## RECORDS SHOWN
>>>

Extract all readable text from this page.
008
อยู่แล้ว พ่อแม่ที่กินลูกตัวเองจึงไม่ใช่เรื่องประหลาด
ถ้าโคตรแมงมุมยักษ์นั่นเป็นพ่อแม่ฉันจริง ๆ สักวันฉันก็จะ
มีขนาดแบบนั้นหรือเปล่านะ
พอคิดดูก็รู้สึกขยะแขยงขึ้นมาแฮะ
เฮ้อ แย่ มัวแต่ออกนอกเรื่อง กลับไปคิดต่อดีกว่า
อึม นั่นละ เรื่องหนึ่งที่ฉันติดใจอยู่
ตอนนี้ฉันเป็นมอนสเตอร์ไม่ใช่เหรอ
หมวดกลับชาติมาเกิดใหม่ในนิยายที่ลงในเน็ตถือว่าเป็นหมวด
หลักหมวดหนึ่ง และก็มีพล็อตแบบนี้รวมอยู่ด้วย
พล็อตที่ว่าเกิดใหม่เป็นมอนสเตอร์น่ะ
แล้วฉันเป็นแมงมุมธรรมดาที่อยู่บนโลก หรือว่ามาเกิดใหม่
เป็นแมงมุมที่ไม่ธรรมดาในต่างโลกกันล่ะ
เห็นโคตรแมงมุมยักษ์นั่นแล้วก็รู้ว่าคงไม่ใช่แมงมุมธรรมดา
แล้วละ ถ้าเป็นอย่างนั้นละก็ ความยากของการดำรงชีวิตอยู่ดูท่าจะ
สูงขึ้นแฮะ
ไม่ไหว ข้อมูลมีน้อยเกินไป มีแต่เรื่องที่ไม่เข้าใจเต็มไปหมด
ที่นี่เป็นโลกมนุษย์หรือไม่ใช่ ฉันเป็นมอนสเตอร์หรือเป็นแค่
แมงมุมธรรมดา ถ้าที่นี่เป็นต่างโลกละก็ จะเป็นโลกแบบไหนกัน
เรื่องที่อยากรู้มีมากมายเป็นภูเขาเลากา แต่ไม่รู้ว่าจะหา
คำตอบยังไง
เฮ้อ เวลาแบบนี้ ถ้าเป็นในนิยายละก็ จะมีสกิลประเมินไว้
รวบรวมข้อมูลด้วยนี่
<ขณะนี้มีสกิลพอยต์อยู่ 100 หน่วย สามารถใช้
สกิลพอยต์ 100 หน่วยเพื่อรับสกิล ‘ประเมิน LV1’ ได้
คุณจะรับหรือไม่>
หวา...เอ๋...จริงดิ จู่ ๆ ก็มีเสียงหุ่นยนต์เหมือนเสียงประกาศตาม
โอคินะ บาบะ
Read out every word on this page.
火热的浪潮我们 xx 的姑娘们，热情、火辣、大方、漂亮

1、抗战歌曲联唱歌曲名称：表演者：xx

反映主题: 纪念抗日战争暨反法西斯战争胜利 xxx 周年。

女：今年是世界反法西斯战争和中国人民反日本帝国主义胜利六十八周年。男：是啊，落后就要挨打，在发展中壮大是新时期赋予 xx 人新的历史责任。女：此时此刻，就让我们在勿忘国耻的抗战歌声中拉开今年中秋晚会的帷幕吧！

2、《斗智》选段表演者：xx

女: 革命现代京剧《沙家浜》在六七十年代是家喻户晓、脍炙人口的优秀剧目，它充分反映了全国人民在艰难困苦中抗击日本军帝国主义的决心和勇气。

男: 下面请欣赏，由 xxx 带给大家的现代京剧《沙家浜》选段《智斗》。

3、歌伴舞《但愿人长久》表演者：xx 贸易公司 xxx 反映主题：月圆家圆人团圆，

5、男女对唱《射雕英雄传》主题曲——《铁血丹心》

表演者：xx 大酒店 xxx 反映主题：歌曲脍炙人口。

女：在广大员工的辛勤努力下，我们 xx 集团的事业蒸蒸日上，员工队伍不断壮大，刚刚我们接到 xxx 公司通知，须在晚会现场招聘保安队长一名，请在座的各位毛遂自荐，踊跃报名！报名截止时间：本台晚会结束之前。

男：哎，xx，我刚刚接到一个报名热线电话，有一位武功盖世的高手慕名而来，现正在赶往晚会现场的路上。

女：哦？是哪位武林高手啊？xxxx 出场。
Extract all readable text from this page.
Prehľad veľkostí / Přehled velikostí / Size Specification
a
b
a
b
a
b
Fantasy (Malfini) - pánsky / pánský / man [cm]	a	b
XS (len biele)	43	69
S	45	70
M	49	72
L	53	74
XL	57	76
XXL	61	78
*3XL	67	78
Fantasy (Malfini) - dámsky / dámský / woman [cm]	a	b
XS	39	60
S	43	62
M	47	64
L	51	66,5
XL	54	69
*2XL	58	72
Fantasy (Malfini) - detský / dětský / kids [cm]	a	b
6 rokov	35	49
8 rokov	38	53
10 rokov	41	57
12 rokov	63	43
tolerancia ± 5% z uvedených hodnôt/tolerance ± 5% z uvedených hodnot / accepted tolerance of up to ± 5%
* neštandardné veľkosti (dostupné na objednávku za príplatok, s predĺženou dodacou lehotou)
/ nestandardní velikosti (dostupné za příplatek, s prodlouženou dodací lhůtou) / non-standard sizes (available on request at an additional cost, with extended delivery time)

<<<

## PROBLEM DETAILS
Reproduce the entries above exactly.

## COMPLETE RESPONSE
Extract all readable text from this page.
008
อยู่แล้ว พ่อแม่ที่กินลูกตัวเองจึงไม่ใช่เรื่องประหลาด
ถ้าโคตรแมงมุมยักษ์นั่นเป็นพ่อแม่ฉันจริง ๆ สักวันฉันก็จะ
มีขนาดแบบนั้นหรือเปล่านะ
พอคิดดูก็รู้สึกขยะแขยงขึ้นมาแฮะ
เฮ้อ แย่ มัวแต่ออกนอกเรื่อง กลับไปคิดต่อดีกว่า
อึม นั่นละ เรื่องหนึ่งที่ฉันติดใจอยู่
ตอนนี้ฉันเป็นมอนสเตอร์ไม่ใช่เหรอ
หมวดกลับชาติมาเกิดใหม่ในนิยายที่ลงในเน็ตถือว่าเป็นหมวด
หลักหมวดหนึ่ง และก็มีพล็อตแบบนี้รวมอยู่ด้วย
พล็อตที่ว่าเกิดใหม่เป็นมอนสเตอร์น่ะ
แล้วฉันเป็นแมงมุมธรรมดาที่อยู่บนโลก หรือว่ามาเกิดใหม่
เป็นแมงมุมที่ไม่ธรรมดาในต่างโลกกันล่ะ
เห็นโคตรแมงมุมยักษ์นั่นแล้วก็รู้ว่าคงไม่ใช่แมงมุมธรรมดา
แล้วละ ถ้าเป็นอย่างนั้นละก็ ความยากของการดำรงชีวิตอยู่ดูท่าจะ
สูงขึ้นแฮะ
ไม่ไหว ข้อมูลมีน้อยเกินไป มีแต่เรื่องที่ไม่เข้าใจเต็มไปหมด
ที่นี่เป็นโลกมนุษย์หรือไม่ใช่ ฉันเป็นมอนสเตอร์หรือเป็นแค่
แมงมุมธรรมดา ถ้าที่นี่เป็นต่างโลกละก็ จะเป็นโลกแบบไหนกัน
เรื่องที่อยากรู้มีมากมายเป็นภูเขาเลากา แต่ไม่รู้ว่าจะหา
คำตอบยังไง
เฮ้อ เวลาแบบนี้ ถ้าเป็นในนิยายละก็ จะมีสกิลประเมินไว้
รวบรวมข้อมูลด้วยนี่
<ขณะนี้มีสกิลพอยต์อยู่ 100 หน่วย สามารถใช้
สกิลพอยต์ 100 หน่วยเพื่อรับสกิล ‘ประเมิน LV1’ ได้
คุณจะรับหรือไม่>
หวา...เอ๋...จริงดิ จู่ ๆ ก็มีเสียงหุ่นยนต์เหมือนเสียงประกาศตาม
โอคินะ บาบะ
Read out every word on this page.
火热的浪潮我们 xx 的姑娘们，热情、火辣、大方、漂亮

1、抗战歌曲联唱歌曲名称：表演者：xx

反映主题: 纪念抗日战争暨反法西斯战争胜利 xxx 周年。

女：今年是世界反法西斯战争和中国人民反日本帝国主义胜利六十八周年。男：是啊，落后就要挨打，在发展中壮大是新时期赋予 xx 人新的历史责任。女：此时此刻，就让我们在勿忘国耻的抗战歌声中拉开今年中秋晚会的帷幕吧！

2、《斗智》选段表演者：xx

女: 革命现代京剧《沙家浜》在六七十年代是家喻户晓、脍炙人口的优秀剧目，它充分反映了全国人民在艰难困苦中抗击日本军帝国主义的决心和勇气。

男: 下面请欣赏，由 xxx 带给大家的现代京剧《沙家浜》选段《智斗》。

3、歌伴舞《但愿人长久》表演者：xx 贸易公司 xxx 反映主题：月圆家圆人团圆，

5、男女对唱《射雕英雄传》主题曲——《铁血丹心》

表演者：xx 大酒店 xxx 反映主题：歌曲脍炙人口。

女：在广大员工的辛勤努力下，我们 xx 集团的事业蒸蒸日上，员工队伍不断壮大，刚刚我们接到 xxx 公司通知，须在晚会现场招聘保安队长一名，请在座的各位毛遂自荐，踊跃报名！报名截止时间：本台晚会结束之前。

男：哎，xx，我刚刚接到一个报名热线电话，有一位武功盖世的高手慕名而来，现正在赶往晚会现场的路上。

女：哦？是哪位武林高手啊？xxxx 出场。
Extract all readable text from this page.
Prehľad veľkostí / Přehled velikostí / Size Specification
a
b
a
b
a
b
Fantasy (Malfini) - pánsky / pánský / man [cm]	a	b
XS (len biele)	43	69
S	45	70
M	49	72
L	53	74
XL	57	76
XXL	61	78
*3XL	67	78
Fantasy (Malfini) - dámsky / dámský / woman [cm]	a	b
XS	39	60
S	43	62
M	47	64
L	51	66,5
XL	54	69
*2XL	58	72
Fantasy (Malfini) - detský / dětský / kids [cm]	a	b
6 rokov	35	49
8 rokov	38	53
10 rokov	41	57
12 rokov	63	43
tolerancia ± 5% z uvedených hodnôt/tolerance ± 5% z uvedených hodnot / accepted tolerance of up to ± 5%
* neštandardné veľkosti (dostupné na objednávku za príplatok, s predĺženou dodacou lehotou)
/ nestandardní velikosti (dostupné za příplatek, s prodlouženou dodací lhůtou) / non-standard sizes (available on request at an additional cost, with extended delivery time)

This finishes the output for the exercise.